### DIRECTIONS FOR THIS TASK
Write the entries below out again exactly; any picture in them stays out.

Figure content listings
===

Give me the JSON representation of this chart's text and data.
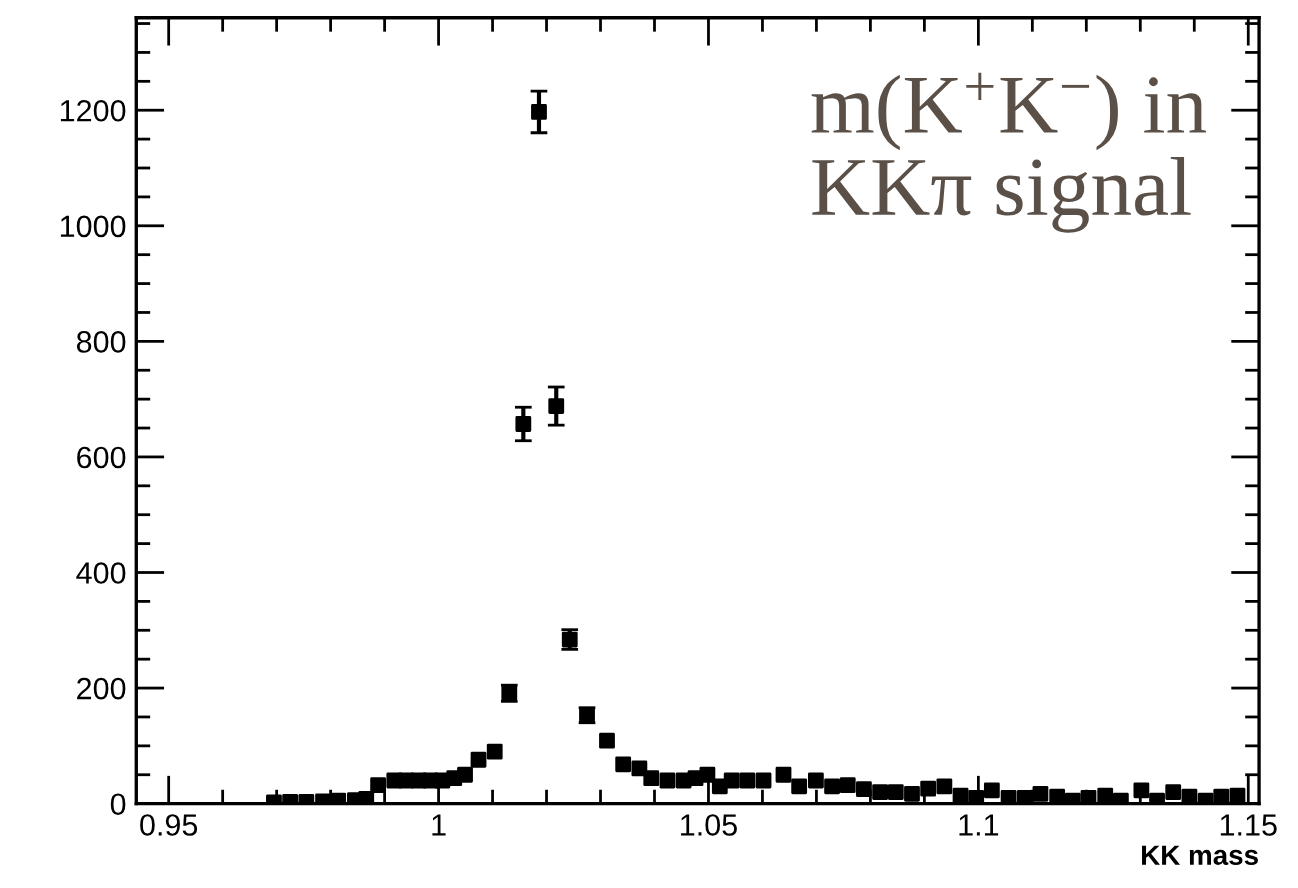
{
  "chart_data": {
    "type": "scatter",
    "title": "m(K$^{+}$K$^{−}$) in\nKKπ signal",
    "xlabel": "KK mass",
    "x": [
      0.9695,
      0.9725,
      0.9755,
      0.9786,
      0.9814,
      0.9845,
      0.9866,
      0.9888,
      0.9918,
      0.994,
      0.9963,
      0.9985,
      1.0007,
      1.0029,
      1.0049,
      1.0074,
      1.0104,
      1.0131,
      1.0157,
      1.0186,
      1.0218,
      1.0243,
      1.0275,
      1.0312,
      1.0342,
      1.0372,
      1.0394,
      1.0424,
      1.0454,
      1.0476,
      1.0498,
      1.0521,
      1.0543,
      1.0572,
      1.0602,
      1.0639,
      1.0668,
      1.0699,
      1.0729,
      1.0758,
      1.0788,
      1.0818,
      1.0847,
      1.0877,
      1.0907,
      1.0937,
      1.0967,
      1.0996,
      1.1025,
      1.1056,
      1.1086,
      1.1115,
      1.1146,
      1.1175,
      1.1204,
      1.1235,
      1.1264,
      1.1302,
      1.1331,
      1.1361,
      1.1391,
      1.1421,
      1.145,
      1.148
    ],
    "values": [
      2,
      3,
      3,
      4,
      5,
      6,
      8,
      32,
      40,
      40,
      40,
      40,
      40,
      44,
      50,
      76,
      90,
      191,
      657,
      1197,
      688,
      284,
      153,
      109,
      68,
      61,
      44,
      40,
      40,
      44,
      50,
      30,
      40,
      40,
      40,
      50,
      30,
      40,
      30,
      32,
      25,
      20,
      20,
      17,
      26,
      30,
      14,
      10,
      23,
      10,
      10,
      17,
      12,
      5,
      10,
      14,
      5,
      23,
      5,
      20,
      12,
      5,
      12,
      14
    ],
    "errors": [
      null,
      null,
      null,
      null,
      null,
      null,
      null,
      null,
      null,
      null,
      null,
      null,
      null,
      null,
      null,
      null,
      null,
      14,
      29,
      36,
      33,
      17,
      13,
      null,
      null,
      null,
      null,
      null,
      null,
      null,
      null,
      null,
      null,
      null,
      null,
      null,
      null,
      null,
      null,
      null,
      null,
      null,
      null,
      null,
      null,
      null,
      null,
      null,
      null,
      null,
      null,
      null,
      null,
      null,
      null,
      null,
      null,
      null,
      null,
      null,
      null,
      null,
      null,
      null
    ],
    "color": "#000000",
    "marker": "square",
    "xlim": [
      0.944,
      1.152
    ],
    "ylim": [
      0,
      1360
    ],
    "xticks": [
      0.95,
      1,
      1.05,
      1.1,
      1.15
    ],
    "yticks": [
      0,
      200,
      400,
      600,
      800,
      1000,
      1200
    ],
    "grid": false
  }
}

===

### OUTPUT
Give me the JSON representation of this chart's text and data.
{
  "chart_data": {
    "type": "scatter",
    "title": "m(K$^{+}$K$^{−}$) in\nKKπ signal",
    "xlabel": "KK mass",
    "x": [
      0.9695,
      0.9725,
      0.9755,
      0.9786,
      0.9814,
      0.9845,
      0.9866,
      0.9888,
      0.9918,
      0.994,
      0.9963,
      0.9985,
      1.0007,
      1.0029,
      1.0049,
      1.0074,
      1.0104,
      1.0131,
      1.0157,
      1.0186,
      1.0218,
      1.0243,
      1.0275,
      1.0312,
      1.0342,
      1.0372,
      1.0394,
      1.0424,
      1.0454,
      1.0476,
      1.0498,
      1.0521,
      1.0543,
      1.0572,
      1.0602,
      1.0639,
      1.0668,
      1.0699,
      1.0729,
      1.0758,
      1.0788,
      1.0818,
      1.0847,
      1.0877,
      1.0907,
      1.0937,
      1.0967,
      1.0996,
      1.1025,
      1.1056,
      1.1086,
      1.1115,
      1.1146,
      1.1175,
      1.1204,
      1.1235,
      1.1264,
      1.1302,
      1.1331,
      1.1361,
      1.1391,
      1.1421,
      1.145,
      1.148
    ],
    "values": [
      2,
      3,
      3,
      4,
      5,
      6,
      8,
      32,
      40,
      40,
      40,
      40,
      40,
      44,
      50,
      76,
      90,
      191,
      657,
      1197,
      688,
      284,
      153,
      109,
      68,
      61,
      44,
      40,
      40,
      44,
      50,
      30,
      40,
      40,
      40,
      50,
      30,
      40,
      30,
      32,
      25,
      20,
      20,
      17,
      26,
      30,
      14,
      10,
      23,
      10,
      10,
      17,
      12,
      5,
      10,
      14,
      5,
      23,
      5,
      20,
      12,
      5,
      12,
      14
    ],
    "errors": [
      null,
      null,
      null,
      null,
      null,
      null,
      null,
      null,
      null,
      null,
      null,
      null,
      null,
      null,
      null,
      null,
      null,
      14,
      29,
      36,
      33,
      17,
      13,
      null,
      null,
      null,
      null,
      null,
      null,
      null,
      null,
      null,
      null,
      null,
      null,
      null,
      null,
      null,
      null,
      null,
      null,
      null,
      null,
      null,
      null,
      null,
      null,
      null,
      null,
      null,
      null,
      null,
      null,
      null,
      null,
      null,
      null,
      null,
      null,
      null,
      null,
      null,
      null,
      null
    ],
    "color": "#000000",
    "marker": "square",
    "xlim": [
      0.944,
      1.152
    ],
    "ylim": [
      0,
      1360
    ],
    "xticks": [
      0.95,
      1,
      1.05,
      1.1,
      1.15
    ],
    "yticks": [
      0,
      200,
      400,
      600,
      800,
      1000,
      1200
    ],
    "grid": false
  }
}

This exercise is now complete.